TASK DIRECTIONS:
Please rewrite the data below with "device-card" changed to "room-card" everywhere and nothing else altered, omitting the pictures.

LISTED ENTRIES:
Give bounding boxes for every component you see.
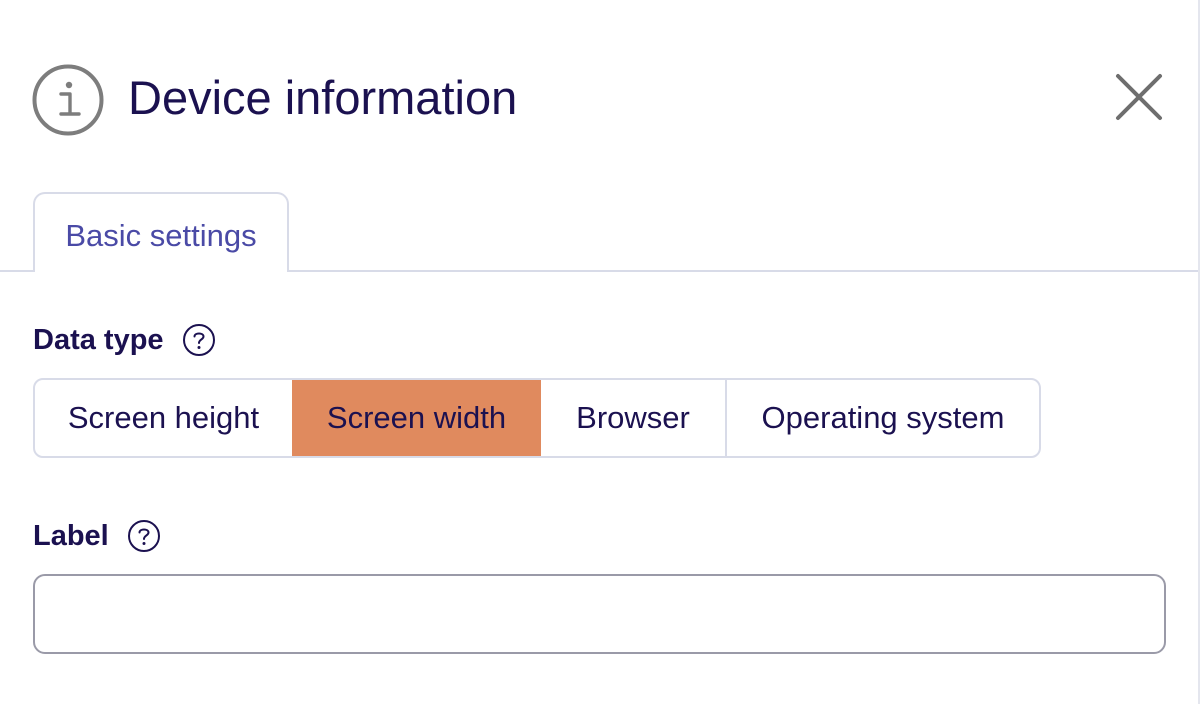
- label-field: Label: [33, 514, 161, 558]
- option-label: Operating system: [761, 400, 1005, 435]
- option-screen-width[interactable]: Screen width: [292, 380, 541, 456]
- info-icon: [32, 64, 104, 136]
- close-icon[interactable]: [1108, 66, 1170, 128]
- label-field-label: Label: [33, 519, 109, 552]
- data-type-segmented-control: Screen height Screen width Browser Opera…: [33, 378, 1041, 458]
- option-label: Screen width: [326, 400, 507, 435]
- option-label: Screen height: [67, 400, 260, 435]
- label-input[interactable]: [33, 574, 1166, 654]
- tab-label: Basic settings: [65, 218, 257, 253]
- option-browser[interactable]: Browser: [541, 380, 725, 456]
- device-information-panel: Device information Basic settings Data t…: [0, 0, 1200, 704]
- option-screen-height[interactable]: Screen height: [35, 380, 292, 456]
- page-title: Device information: [128, 71, 518, 124]
- data-type-label: Data type: [33, 323, 164, 356]
- help-icon[interactable]: [127, 519, 161, 553]
- data-type-field: Data type: [33, 318, 216, 362]
- tab-basic-settings[interactable]: Basic settings: [33, 192, 289, 272]
- help-icon[interactable]: [182, 323, 216, 357]
- option-operating-system[interactable]: Operating system: [725, 380, 1039, 456]
- option-label: Browser: [576, 400, 690, 435]
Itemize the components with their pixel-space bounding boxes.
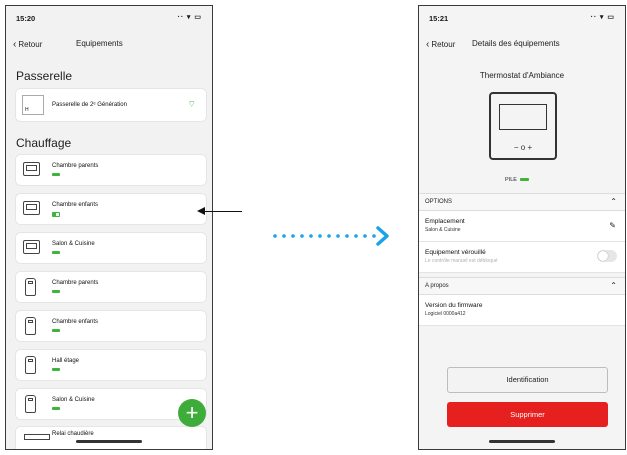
device-card[interactable]: Salon & Cuisine	[16, 233, 206, 263]
phone-equipment-details: 15:21 ‧‧ ▾ ▭ ‹ Retour Details des équipem…	[418, 5, 626, 450]
battery-status: PILE	[505, 177, 529, 183]
gateway-card[interactable]: H Passerelle de 2ᵉ Génération ⌔	[16, 89, 206, 121]
relay-icon	[24, 434, 50, 440]
options-header-label: OPTIONS	[425, 199, 453, 205]
dotted-arrow-icon	[273, 226, 389, 246]
firmware-value: Logiciel 0000a412	[425, 311, 466, 317]
lock-label: Equipement vérouillé	[425, 249, 486, 256]
back-label: Retour	[18, 40, 43, 49]
device-card[interactable]: Chambre enfants	[16, 194, 206, 224]
device-label: Relai chaudière	[52, 431, 94, 437]
device-label: Salon & Cuisine	[52, 397, 95, 403]
location-label: Emplacement	[425, 218, 465, 225]
device-label: Hall étage	[52, 358, 80, 364]
battery-icon	[52, 368, 60, 371]
nav-bar: ‹ Retour Equipements	[6, 36, 212, 54]
status-time: 15:21	[429, 14, 449, 23]
back-label: Retour	[431, 40, 456, 49]
device-card[interactable]: Hall étage	[16, 350, 206, 380]
about-header[interactable]: A propos ⌃	[419, 277, 625, 295]
thermostat-icon	[23, 240, 40, 254]
options-header[interactable]: OPTIONS ⌃	[419, 193, 625, 211]
device-label: Chambre parents	[52, 280, 99, 286]
valve-icon	[25, 356, 36, 374]
delete-button[interactable]: Supprimer	[447, 402, 608, 427]
battery-icon	[519, 178, 529, 182]
section-title-gateway: Passerelle	[16, 69, 73, 83]
phone-equipment-list: 15:20 ‧‧ ▾ ▭ ‹ Retour Equipements Passere…	[5, 5, 213, 450]
device-label: Chambre enfants	[52, 202, 99, 208]
thermostat-screen	[499, 104, 547, 130]
lock-row: Equipement vérouillé Le contrôle manuel …	[419, 242, 625, 273]
status-bar: 15:21 ‧‧ ▾ ▭	[419, 6, 625, 28]
device-label: Chambre enfants	[52, 319, 99, 325]
thermostat-icon	[23, 162, 40, 176]
battery-icon	[52, 329, 60, 332]
device-card[interactable]: Relai chaudière	[16, 427, 206, 449]
gateway-icon: H	[22, 95, 44, 115]
device-label: Salon & Cuisine	[52, 241, 95, 247]
back-button[interactable]: ‹ Retour	[426, 39, 455, 50]
status-time: 15:20	[16, 14, 36, 23]
chevron-left-icon: ‹	[426, 39, 430, 50]
battery-icon	[52, 407, 60, 410]
pencil-icon[interactable]: ✎	[609, 221, 616, 230]
device-card[interactable]: Chambre enfants	[16, 311, 206, 341]
battery-icon	[52, 173, 60, 176]
battery-low-icon	[52, 212, 60, 217]
firmware-row: Version du firmware Logiciel 0000a412	[419, 295, 625, 326]
page-title: Details des équipements	[472, 39, 560, 48]
valve-icon	[25, 395, 36, 413]
location-row[interactable]: Emplacement Salon & Cuisine ✎	[419, 211, 625, 242]
back-button[interactable]: ‹ Retour	[13, 39, 42, 50]
chevron-left-icon: ‹	[13, 39, 17, 50]
lock-sublabel: Le contrôle manuel est débloqué	[425, 258, 498, 264]
identification-button[interactable]: Identification	[447, 367, 608, 393]
nav-bar: ‹ Retour Details des équipements	[419, 36, 625, 54]
location-value: Salon & Cuisine	[425, 227, 461, 233]
home-indicator[interactable]	[489, 440, 555, 443]
valve-icon	[25, 278, 36, 296]
valve-icon	[25, 317, 36, 335]
chevron-up-icon: ⌃	[610, 281, 617, 290]
thermostat-controls: − o +	[513, 143, 533, 152]
thermostat-illustration: − o +	[489, 92, 557, 160]
about-header-label: A propos	[425, 283, 449, 289]
status-bar: 15:20 ‧‧ ▾ ▭	[6, 6, 212, 28]
page-title: Equipements	[76, 39, 123, 48]
battery-icon	[52, 251, 60, 254]
firmware-label: Version du firmware	[425, 302, 483, 309]
chevron-up-icon: ⌃	[610, 197, 617, 206]
gateway-label: Passerelle de 2ᵉ Génération	[52, 102, 127, 108]
arrow-line	[204, 211, 242, 212]
battery-icon	[52, 290, 60, 293]
device-name: Thermostat d'Ambiance	[479, 71, 565, 80]
status-icons: ‧‧ ▾ ▭	[590, 14, 615, 21]
thermostat-icon	[23, 201, 40, 215]
device-label: Chambre parents	[52, 163, 99, 169]
status-icons: ‧‧ ▾ ▭	[177, 14, 202, 21]
pile-label: PILE	[505, 177, 517, 183]
add-device-button[interactable]: +	[178, 399, 206, 427]
device-card[interactable]: Chambre parents	[16, 155, 206, 185]
device-card[interactable]: Chambre parents	[16, 272, 206, 302]
lock-toggle[interactable]	[597, 250, 617, 262]
wifi-icon: ⌔	[187, 99, 196, 109]
home-indicator[interactable]	[76, 440, 142, 443]
section-title-heating: Chauffage	[16, 136, 72, 150]
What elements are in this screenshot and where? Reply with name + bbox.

REPLY TO THE TASK:
Give bounding boxes for every component you see.
- label-field: Label: [33, 514, 161, 558]
- option-label: Operating system: [761, 400, 1005, 435]
- option-screen-width[interactable]: Screen width: [292, 380, 541, 456]
- info-icon: [32, 64, 104, 136]
- close-icon[interactable]: [1108, 66, 1170, 128]
- label-field-label: Label: [33, 519, 109, 552]
- data-type-segmented-control: Screen height Screen width Browser Opera…: [33, 378, 1041, 458]
- option-label: Screen width: [326, 400, 507, 435]
- option-label: Screen height: [67, 400, 260, 435]
- label-input[interactable]: [33, 574, 1166, 654]
- tab-label: Basic settings: [65, 218, 257, 253]
- option-browser[interactable]: Browser: [541, 380, 725, 456]
- device-information-panel: Device information Basic settings Data t…: [0, 0, 1200, 704]
- option-screen-height[interactable]: Screen height: [35, 380, 292, 456]
- page-title: Device information: [128, 71, 518, 124]
- data-type-label: Data type: [33, 323, 164, 356]
- help-icon[interactable]: [127, 519, 161, 553]
- data-type-field: Data type: [33, 318, 216, 362]
- tab-basic-settings[interactable]: Basic settings: [33, 192, 289, 272]
- help-icon[interactable]: [182, 323, 216, 357]
- option-operating-system[interactable]: Operating system: [725, 380, 1039, 456]
- option-label: Browser: [576, 400, 690, 435]
Itemize the components with their pixel-space bounding boxes.
room-card[interactable]: Salon & Cuisine	[16, 233, 206, 263]
phone-equipment-details: 15:21 ‧‧ ▾ ▭ ‹ Retour Details des équipem…	[418, 5, 626, 450]
battery-status: PILE	[505, 177, 529, 183]
gateway-card[interactable]: H Passerelle de 2ᵉ Génération ⌔	[16, 89, 206, 121]
relay-icon	[24, 434, 50, 440]
options-header-label: OPTIONS	[425, 199, 453, 205]
dotted-arrow-icon	[273, 226, 389, 246]
firmware-value: Logiciel 0000a412	[425, 311, 466, 317]
lock-label: Equipement vérouillé	[425, 249, 486, 256]
back-label: Retour	[18, 40, 43, 49]
room-card[interactable]: Chambre enfants	[16, 194, 206, 224]
device-label: Relai chaudière	[52, 431, 94, 437]
device-label: Salon & Cuisine	[52, 397, 95, 403]
location-label: Emplacement	[425, 218, 465, 225]
device-label: Hall étage	[52, 358, 80, 364]
battery-icon	[52, 368, 60, 371]
nav-bar: ‹ Retour Equipements	[6, 36, 212, 54]
status-time: 15:21	[429, 14, 449, 23]
back-label: Retour	[431, 40, 456, 49]
room-card[interactable]: Hall étage	[16, 350, 206, 380]
about-header[interactable]: A propos ⌃	[419, 277, 625, 295]
thermostat-icon	[23, 240, 40, 254]
options-header[interactable]: OPTIONS ⌃	[419, 193, 625, 211]
device-label: Chambre parents	[52, 280, 99, 286]
valve-icon	[25, 356, 36, 374]
delete-button[interactable]: Supprimer	[447, 402, 608, 427]
battery-icon	[519, 178, 529, 182]
section-title-gateway: Passerelle	[16, 69, 73, 83]
phone-equipment-list: 15:20 ‧‧ ▾ ▭ ‹ Retour Equipements Passere…	[5, 5, 213, 450]
device-label: Chambre enfants	[52, 202, 99, 208]
thermostat-screen	[499, 104, 547, 130]
lock-row: Equipement vérouillé Le contrôle manuel …	[419, 242, 625, 273]
status-bar: 15:21 ‧‧ ▾ ▭	[419, 6, 625, 28]
device-label: Chambre enfants	[52, 319, 99, 325]
thermostat-icon	[23, 162, 40, 176]
battery-icon	[52, 329, 60, 332]
room-card[interactable]: Relai chaudière	[16, 427, 206, 449]
gateway-icon: H	[22, 95, 44, 115]
device-label: Salon & Cuisine	[52, 241, 95, 247]
back-button[interactable]: ‹ Retour	[426, 39, 455, 50]
status-time: 15:20	[16, 14, 36, 23]
chevron-left-icon: ‹	[426, 39, 430, 50]
battery-icon	[52, 407, 60, 410]
pencil-icon[interactable]: ✎	[609, 221, 616, 230]
room-card[interactable]: Chambre enfants	[16, 311, 206, 341]
battery-icon	[52, 173, 60, 176]
battery-low-icon	[52, 212, 60, 217]
firmware-row: Version du firmware Logiciel 0000a412	[419, 295, 625, 326]
page-title: Details des équipements	[472, 39, 560, 48]
valve-icon	[25, 395, 36, 413]
location-row[interactable]: Emplacement Salon & Cuisine ✎	[419, 211, 625, 242]
back-button[interactable]: ‹ Retour	[13, 39, 42, 50]
chevron-left-icon: ‹	[13, 39, 17, 50]
lock-sublabel: Le contrôle manuel est débloqué	[425, 258, 498, 264]
identification-button[interactable]: Identification	[447, 367, 608, 393]
nav-bar: ‹ Retour Details des équipements	[419, 36, 625, 54]
location-value: Salon & Cuisine	[425, 227, 461, 233]
home-indicator[interactable]	[489, 440, 555, 443]
valve-icon	[25, 278, 36, 296]
valve-icon	[25, 317, 36, 335]
chevron-up-icon: ⌃	[610, 281, 617, 290]
thermostat-controls: − o +	[513, 143, 533, 152]
thermostat-illustration: − o +	[489, 92, 557, 160]
about-header-label: A propos	[425, 283, 449, 289]
status-bar: 15:20 ‧‧ ▾ ▭	[6, 6, 212, 28]
page-title: Equipements	[76, 39, 123, 48]
battery-icon	[52, 251, 60, 254]
firmware-label: Version du firmware	[425, 302, 483, 309]
chevron-up-icon: ⌃	[610, 197, 617, 206]
gateway-label: Passerelle de 2ᵉ Génération	[52, 102, 127, 108]
arrow-line	[204, 211, 242, 212]
battery-icon	[52, 290, 60, 293]
device-name: Thermostat d'Ambiance	[479, 71, 565, 80]
status-icons: ‧‧ ▾ ▭	[590, 14, 615, 21]
thermostat-icon	[23, 201, 40, 215]
device-label: Chambre parents	[52, 163, 99, 169]
status-icons: ‧‧ ▾ ▭	[177, 14, 202, 21]
pile-label: PILE	[505, 177, 517, 183]
add-device-button[interactable]: +	[178, 399, 206, 427]
room-card[interactable]: Chambre parents	[16, 155, 206, 185]
room-card[interactable]: Chambre parents	[16, 272, 206, 302]
lock-toggle[interactable]	[597, 250, 617, 262]
wifi-icon: ⌔	[187, 99, 196, 109]
home-indicator[interactable]	[76, 440, 142, 443]
section-title-heating: Chauffage	[16, 136, 72, 150]
What elements are in this screenshot and where? Reply with name + bbox.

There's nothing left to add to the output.